(Data records)
::::

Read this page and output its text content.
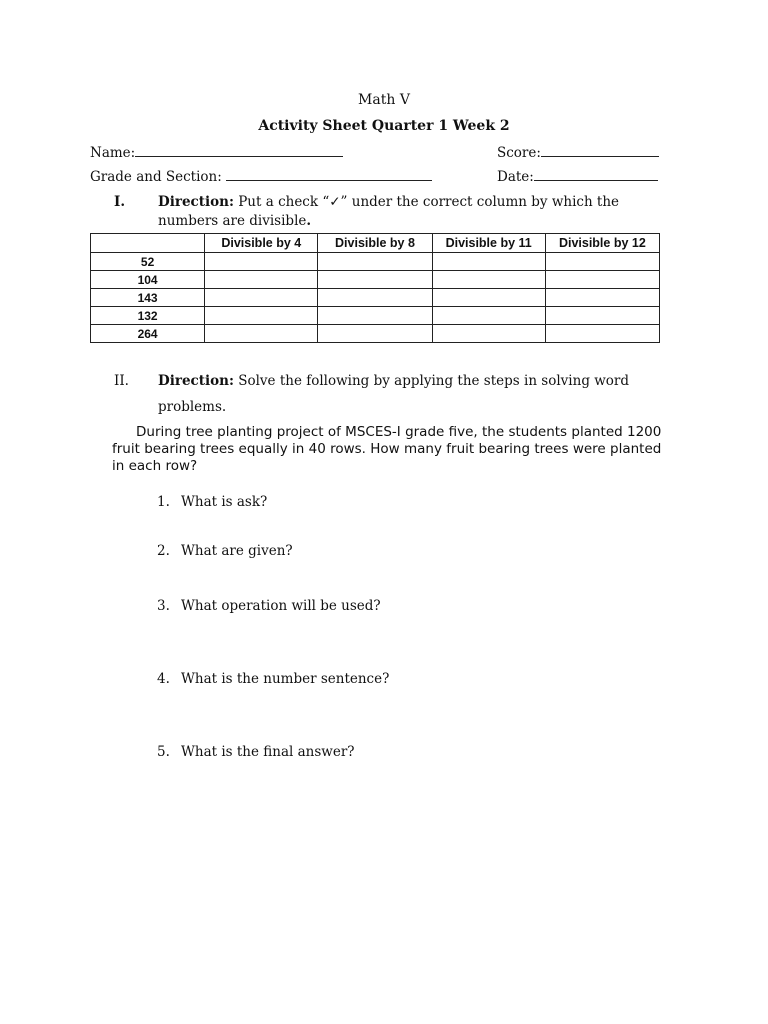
Math V
Activity Sheet Quarter 1 Week 2
Name:	Score:
Grade and Section:	Date:
I. Direction: Put a check “✓” under the correct column by which the
numbers are divisible.
	Divisible by 4	Divisible by 8	Divisible by 11	Divisible by 12
52				
104				
143				
132				
264				
II. Direction: Solve the following by applying the steps in solving word
problems.
During tree planting project of MSCES-I grade five, the students planted 1200 fruit bearing trees equally in 40 rows. How many fruit bearing trees were planted in each row?
1. What is ask?
2. What are given?
3. What operation will be used?
4. What is the number sentence?
5. What is the final answer?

::::

• [Description of the task]:
Pick each line holding the word "What" out of the listing.

• [Exercise answer]:
1. What is ask?
2. What are given?
3. What operation will be used?
4. What is the number sentence?
5. What is the final answer?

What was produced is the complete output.